[What you should do]
Identify each line holding the string "your" and copy it.
— start Recorded information —
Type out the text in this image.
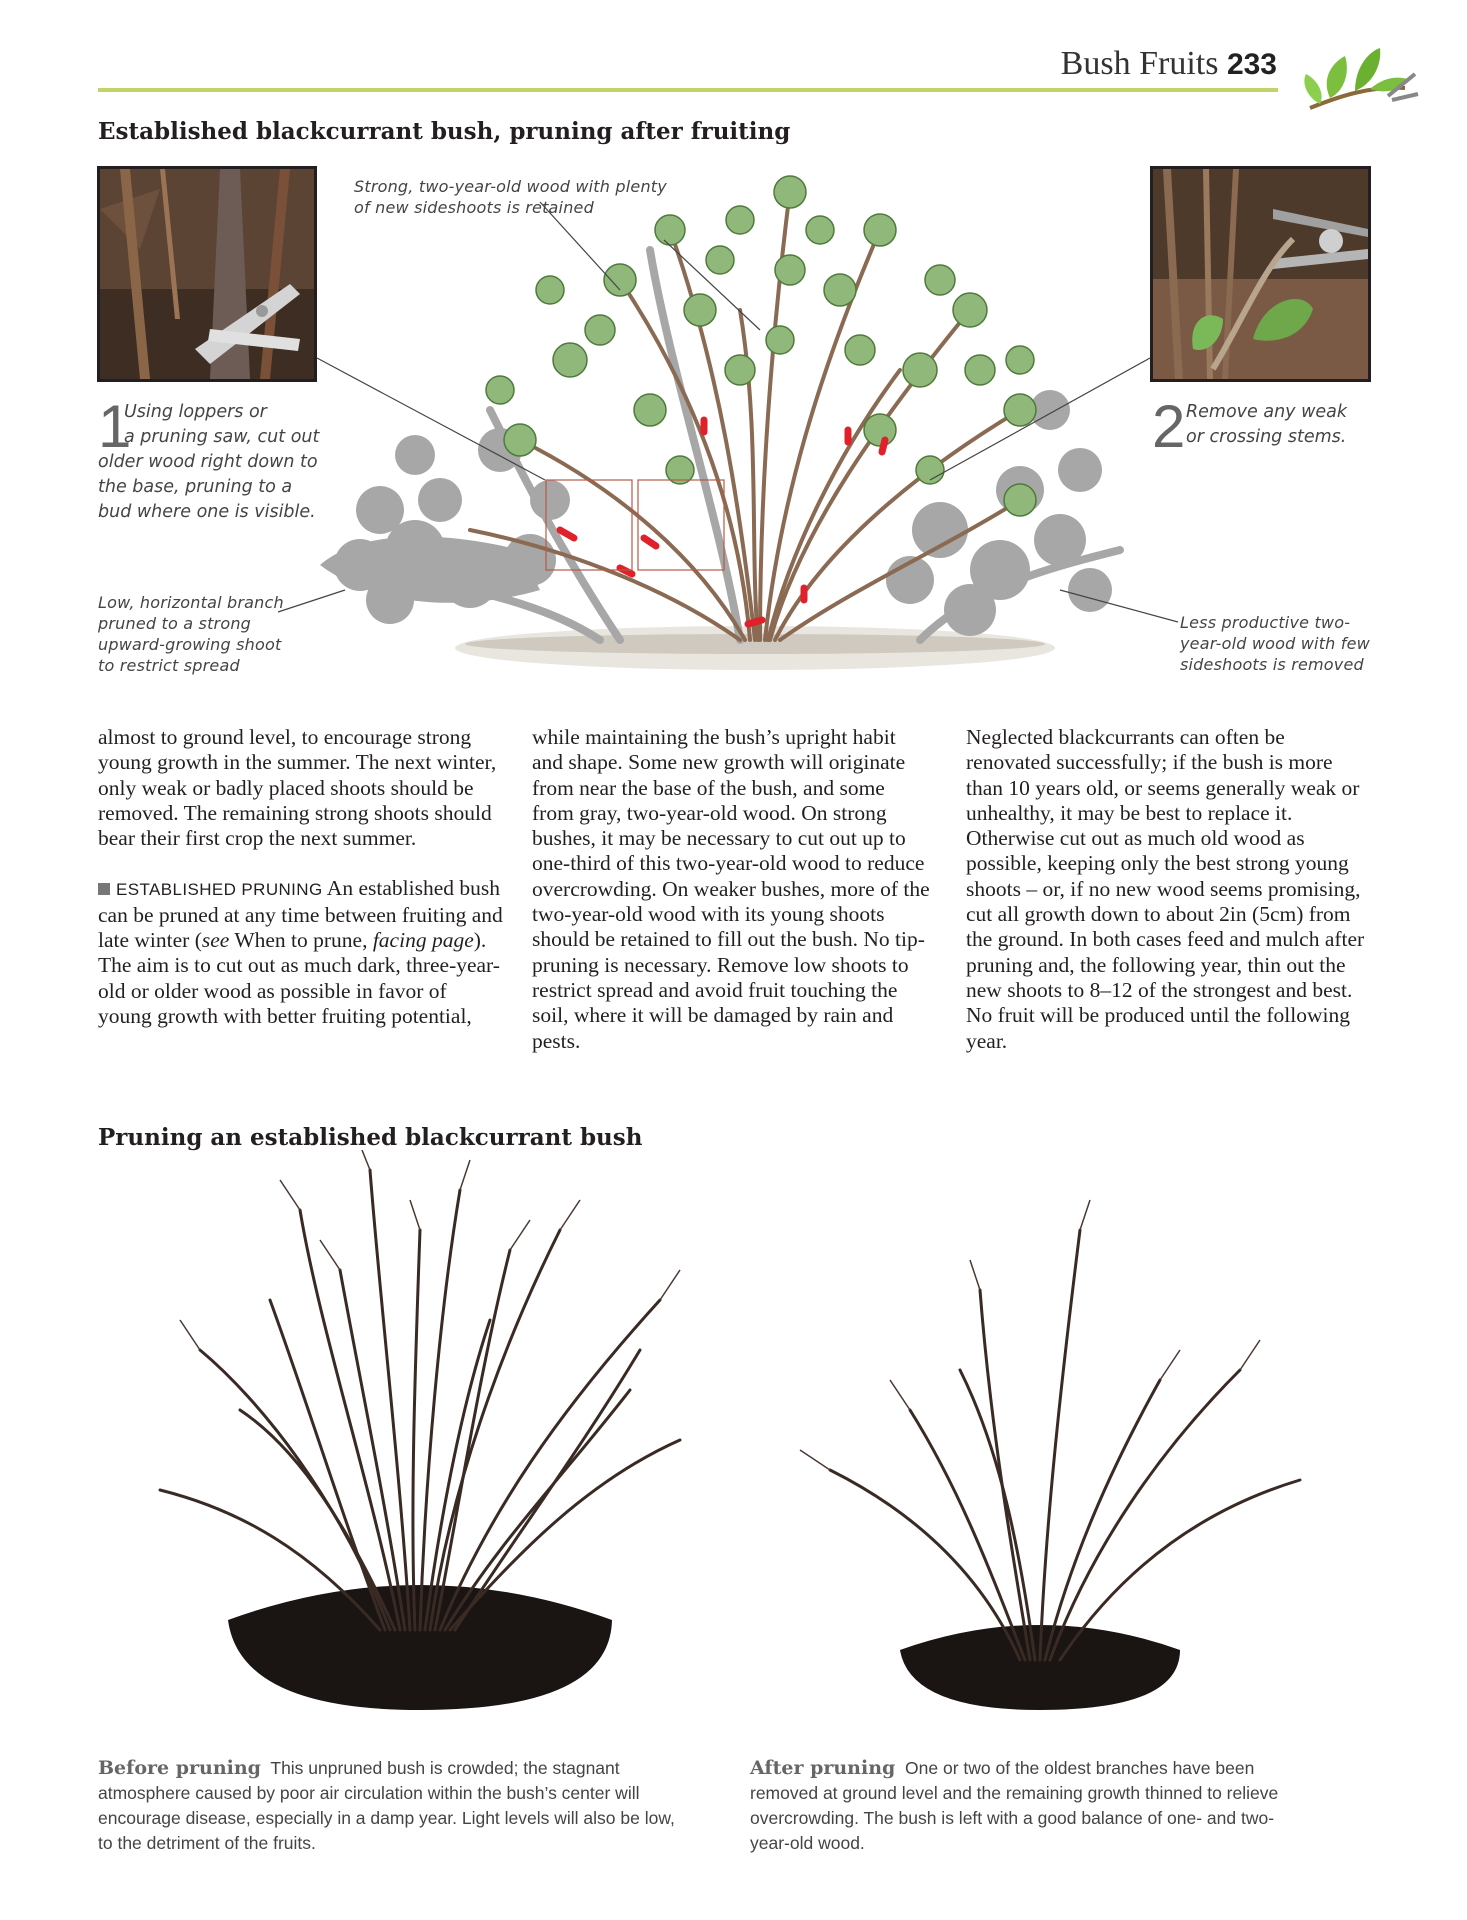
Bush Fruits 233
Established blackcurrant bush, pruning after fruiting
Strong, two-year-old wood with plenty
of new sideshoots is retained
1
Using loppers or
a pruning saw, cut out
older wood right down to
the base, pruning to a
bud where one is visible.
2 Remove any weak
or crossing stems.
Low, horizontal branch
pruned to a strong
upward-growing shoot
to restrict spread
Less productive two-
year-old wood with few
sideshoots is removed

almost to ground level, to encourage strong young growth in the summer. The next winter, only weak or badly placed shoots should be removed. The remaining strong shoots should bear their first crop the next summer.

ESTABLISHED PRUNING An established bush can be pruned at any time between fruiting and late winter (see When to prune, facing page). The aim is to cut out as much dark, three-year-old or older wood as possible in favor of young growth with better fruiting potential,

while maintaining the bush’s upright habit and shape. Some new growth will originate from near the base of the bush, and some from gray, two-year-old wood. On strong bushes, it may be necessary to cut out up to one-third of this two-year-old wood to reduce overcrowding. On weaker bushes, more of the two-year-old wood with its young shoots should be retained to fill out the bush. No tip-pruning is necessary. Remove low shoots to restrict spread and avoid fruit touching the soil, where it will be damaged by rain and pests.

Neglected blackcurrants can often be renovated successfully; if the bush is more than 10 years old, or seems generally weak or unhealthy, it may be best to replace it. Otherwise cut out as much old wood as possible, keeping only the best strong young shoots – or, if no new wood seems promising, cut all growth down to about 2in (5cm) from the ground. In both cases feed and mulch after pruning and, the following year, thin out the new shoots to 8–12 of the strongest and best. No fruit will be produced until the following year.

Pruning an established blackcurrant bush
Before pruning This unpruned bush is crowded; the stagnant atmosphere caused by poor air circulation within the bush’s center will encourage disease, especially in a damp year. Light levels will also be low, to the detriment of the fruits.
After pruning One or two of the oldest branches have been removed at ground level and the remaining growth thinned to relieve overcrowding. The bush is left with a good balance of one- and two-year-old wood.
— end Recorded information —
— start Recorded information —
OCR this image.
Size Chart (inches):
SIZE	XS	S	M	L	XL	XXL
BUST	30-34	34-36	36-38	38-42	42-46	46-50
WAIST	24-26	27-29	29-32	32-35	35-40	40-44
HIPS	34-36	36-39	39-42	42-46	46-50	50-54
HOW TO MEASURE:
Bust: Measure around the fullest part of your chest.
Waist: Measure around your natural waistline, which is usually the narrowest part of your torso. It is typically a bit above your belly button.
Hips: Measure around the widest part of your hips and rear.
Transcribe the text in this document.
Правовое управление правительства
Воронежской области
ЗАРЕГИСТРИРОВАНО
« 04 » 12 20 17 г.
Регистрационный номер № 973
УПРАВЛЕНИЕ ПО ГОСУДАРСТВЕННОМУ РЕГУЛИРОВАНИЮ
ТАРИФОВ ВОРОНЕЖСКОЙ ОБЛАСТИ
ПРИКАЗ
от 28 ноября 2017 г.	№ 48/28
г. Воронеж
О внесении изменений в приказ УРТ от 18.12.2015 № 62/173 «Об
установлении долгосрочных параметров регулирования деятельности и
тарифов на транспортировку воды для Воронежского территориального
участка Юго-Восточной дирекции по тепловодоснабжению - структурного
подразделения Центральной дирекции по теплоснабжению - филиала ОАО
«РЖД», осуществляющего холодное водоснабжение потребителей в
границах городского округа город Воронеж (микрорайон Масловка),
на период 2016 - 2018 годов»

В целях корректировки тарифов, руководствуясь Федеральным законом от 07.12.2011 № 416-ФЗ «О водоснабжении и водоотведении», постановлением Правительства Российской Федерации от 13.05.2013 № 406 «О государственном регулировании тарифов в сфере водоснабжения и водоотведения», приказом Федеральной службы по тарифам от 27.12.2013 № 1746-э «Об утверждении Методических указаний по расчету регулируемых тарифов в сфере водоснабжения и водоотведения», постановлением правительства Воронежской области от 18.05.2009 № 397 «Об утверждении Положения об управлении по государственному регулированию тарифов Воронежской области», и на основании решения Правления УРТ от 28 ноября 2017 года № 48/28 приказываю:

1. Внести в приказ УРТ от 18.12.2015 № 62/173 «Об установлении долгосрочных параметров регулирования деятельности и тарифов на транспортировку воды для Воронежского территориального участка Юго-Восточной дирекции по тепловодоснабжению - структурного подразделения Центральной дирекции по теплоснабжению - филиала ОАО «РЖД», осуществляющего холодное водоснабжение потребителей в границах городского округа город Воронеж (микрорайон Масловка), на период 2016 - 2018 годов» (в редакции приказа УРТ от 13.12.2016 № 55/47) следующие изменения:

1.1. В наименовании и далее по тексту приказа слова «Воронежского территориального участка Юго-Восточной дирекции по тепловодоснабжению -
— end Recorded information —
— start Recorded information —
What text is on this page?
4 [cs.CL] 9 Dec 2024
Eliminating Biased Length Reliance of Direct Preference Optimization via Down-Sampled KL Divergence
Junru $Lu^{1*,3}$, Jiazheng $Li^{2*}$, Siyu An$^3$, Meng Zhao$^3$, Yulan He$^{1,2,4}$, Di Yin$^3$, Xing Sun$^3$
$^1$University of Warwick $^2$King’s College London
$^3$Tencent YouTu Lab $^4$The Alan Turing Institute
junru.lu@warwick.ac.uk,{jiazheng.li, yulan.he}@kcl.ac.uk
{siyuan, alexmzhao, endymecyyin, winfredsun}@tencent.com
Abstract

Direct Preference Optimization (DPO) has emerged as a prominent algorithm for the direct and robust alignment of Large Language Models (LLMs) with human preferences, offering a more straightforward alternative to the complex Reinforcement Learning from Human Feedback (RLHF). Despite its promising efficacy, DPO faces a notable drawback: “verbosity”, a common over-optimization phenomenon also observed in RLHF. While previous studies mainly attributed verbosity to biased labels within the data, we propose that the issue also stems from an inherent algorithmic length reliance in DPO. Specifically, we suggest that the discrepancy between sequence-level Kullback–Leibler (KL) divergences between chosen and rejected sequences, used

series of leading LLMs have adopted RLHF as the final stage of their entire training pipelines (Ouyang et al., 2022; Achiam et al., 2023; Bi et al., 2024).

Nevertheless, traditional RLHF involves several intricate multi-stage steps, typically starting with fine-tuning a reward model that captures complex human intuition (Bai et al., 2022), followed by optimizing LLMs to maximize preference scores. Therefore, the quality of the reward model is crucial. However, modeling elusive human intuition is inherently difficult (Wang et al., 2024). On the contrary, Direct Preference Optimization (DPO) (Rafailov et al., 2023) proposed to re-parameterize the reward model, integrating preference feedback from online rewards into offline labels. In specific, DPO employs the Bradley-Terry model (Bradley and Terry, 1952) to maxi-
— end Recorded information —
[Response to the exercise]
Bust: Measure around the fullest part of your chest.
Waist: Measure around your natural waistline, which is usually the narrowest part of your torso. It is typically a bit above your belly button.
Hips: Measure around the widest part of your hips and rear.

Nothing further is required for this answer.